React bindings
The /react sub-path exposes a provider plus a small set of hooks. They share one DelphiClient per tree, deduplicate sessions across components, and subscribe to state via useSyncExternalStore.
Imports
import {
DelphiClientProvider,
DelphiConfigInit,
useDelphiClientContext,
useDelphiClientState,
useDelphiSession,
useBrowserAction,
useSelectionTracking,
} from '@ki-kombinat/delphi-client-js-sdk/react';
Provider
Wrap your tree once. All hooks below resolve the client via context.
<DelphiClientProvider config={{apiDomain, apiKey}}>
<App />
</DelphiClientProvider>
If config is only known after auth, omit it on the provider and push it later deeper in the tree:
<DelphiClientProvider>
<AuthGate>
<DelphiConfigInit config={resolvedConfig} />
<App />
</AuthGate>
</DelphiClientProvider>
useDelphiSession
Find-or-create a session for an endpoint and subscribe to its state. Multiple components asking for the same endpointId + mode share one WebSocket.

* Study material

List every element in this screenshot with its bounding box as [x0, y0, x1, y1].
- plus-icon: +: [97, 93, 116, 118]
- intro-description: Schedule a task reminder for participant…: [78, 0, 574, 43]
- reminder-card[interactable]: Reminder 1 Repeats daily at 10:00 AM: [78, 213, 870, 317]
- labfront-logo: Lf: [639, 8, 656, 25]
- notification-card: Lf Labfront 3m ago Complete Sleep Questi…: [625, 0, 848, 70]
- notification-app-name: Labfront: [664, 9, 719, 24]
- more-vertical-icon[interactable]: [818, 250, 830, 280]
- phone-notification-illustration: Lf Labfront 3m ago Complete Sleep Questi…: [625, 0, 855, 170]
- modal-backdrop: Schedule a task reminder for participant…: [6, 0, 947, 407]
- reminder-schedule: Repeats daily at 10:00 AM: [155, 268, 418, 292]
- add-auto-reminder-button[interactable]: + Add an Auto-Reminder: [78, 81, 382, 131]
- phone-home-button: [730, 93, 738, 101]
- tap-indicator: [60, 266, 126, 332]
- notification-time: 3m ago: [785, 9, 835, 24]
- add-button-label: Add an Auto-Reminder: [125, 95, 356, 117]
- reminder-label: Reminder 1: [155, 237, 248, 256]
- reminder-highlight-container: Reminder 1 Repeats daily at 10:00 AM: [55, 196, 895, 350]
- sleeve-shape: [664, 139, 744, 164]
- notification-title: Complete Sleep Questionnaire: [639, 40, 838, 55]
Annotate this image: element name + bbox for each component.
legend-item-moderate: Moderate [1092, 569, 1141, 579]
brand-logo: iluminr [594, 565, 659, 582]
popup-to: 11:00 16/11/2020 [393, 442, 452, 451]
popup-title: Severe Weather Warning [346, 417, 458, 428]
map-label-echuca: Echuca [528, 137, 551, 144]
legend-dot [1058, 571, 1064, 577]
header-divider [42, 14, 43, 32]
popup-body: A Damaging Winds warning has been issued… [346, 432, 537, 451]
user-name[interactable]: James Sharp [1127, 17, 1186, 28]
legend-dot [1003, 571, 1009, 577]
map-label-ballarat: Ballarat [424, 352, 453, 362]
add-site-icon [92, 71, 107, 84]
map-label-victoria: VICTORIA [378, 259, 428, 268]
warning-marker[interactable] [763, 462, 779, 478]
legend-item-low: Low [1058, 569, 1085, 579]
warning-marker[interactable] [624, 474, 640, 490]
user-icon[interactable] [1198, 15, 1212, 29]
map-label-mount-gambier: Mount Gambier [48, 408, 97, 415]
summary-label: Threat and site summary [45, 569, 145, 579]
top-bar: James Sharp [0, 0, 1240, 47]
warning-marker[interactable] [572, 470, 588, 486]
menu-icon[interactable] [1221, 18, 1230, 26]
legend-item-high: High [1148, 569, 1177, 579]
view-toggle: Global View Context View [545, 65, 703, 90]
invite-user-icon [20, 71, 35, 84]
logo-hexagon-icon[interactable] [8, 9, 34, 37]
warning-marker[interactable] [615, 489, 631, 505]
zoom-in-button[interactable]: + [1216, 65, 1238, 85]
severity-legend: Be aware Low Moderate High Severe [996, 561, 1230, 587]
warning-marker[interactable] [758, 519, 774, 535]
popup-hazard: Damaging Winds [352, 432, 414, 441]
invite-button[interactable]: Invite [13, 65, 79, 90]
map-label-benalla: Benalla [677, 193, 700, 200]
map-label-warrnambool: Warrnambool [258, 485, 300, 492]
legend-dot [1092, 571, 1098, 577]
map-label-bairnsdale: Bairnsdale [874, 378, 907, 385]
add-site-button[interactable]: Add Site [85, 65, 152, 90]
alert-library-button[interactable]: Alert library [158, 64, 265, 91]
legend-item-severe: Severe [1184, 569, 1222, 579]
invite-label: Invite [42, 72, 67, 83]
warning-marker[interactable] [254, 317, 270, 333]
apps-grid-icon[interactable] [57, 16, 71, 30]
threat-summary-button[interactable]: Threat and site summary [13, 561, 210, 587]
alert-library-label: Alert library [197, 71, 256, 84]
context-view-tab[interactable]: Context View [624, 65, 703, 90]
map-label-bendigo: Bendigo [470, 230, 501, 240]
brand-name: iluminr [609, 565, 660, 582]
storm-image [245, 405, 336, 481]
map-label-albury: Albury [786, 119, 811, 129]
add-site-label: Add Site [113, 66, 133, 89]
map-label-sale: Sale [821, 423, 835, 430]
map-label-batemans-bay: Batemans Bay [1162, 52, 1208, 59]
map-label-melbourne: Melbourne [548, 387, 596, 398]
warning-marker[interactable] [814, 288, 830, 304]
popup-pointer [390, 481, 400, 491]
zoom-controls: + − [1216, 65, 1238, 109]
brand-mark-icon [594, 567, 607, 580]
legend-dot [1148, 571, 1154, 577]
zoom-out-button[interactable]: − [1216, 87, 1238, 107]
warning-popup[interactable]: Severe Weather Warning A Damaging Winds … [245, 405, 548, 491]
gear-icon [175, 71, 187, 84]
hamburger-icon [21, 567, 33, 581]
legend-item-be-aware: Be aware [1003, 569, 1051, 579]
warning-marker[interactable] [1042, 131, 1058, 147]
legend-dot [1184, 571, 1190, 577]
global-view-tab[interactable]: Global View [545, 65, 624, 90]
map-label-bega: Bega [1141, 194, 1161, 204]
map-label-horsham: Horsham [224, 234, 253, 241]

* To do
1. Translate this sentence from the React bindings text into German: "They share one DelphiClient per tree, deduplicate sessions across components, and subscribe to state via useSyncExternalStore."
2. Rewrite the React bindings text from "React bindings" to "state via useSyncExternalStore.", replacing "hooks" with "functions".

* Task-by-task solutions
1. Sie teilen sich einen DelphiClient pro Baum, deduplizieren Sessions über Komponenten hinweg und abonnieren den Zustand über useSyncExternalStore.

2.
React bindings
The /react sub-path exposes a provider plus a small set of functions. They share one DelphiClient per tree, deduplicate sessions across components, and subscribe to state via useSyncExternalStore.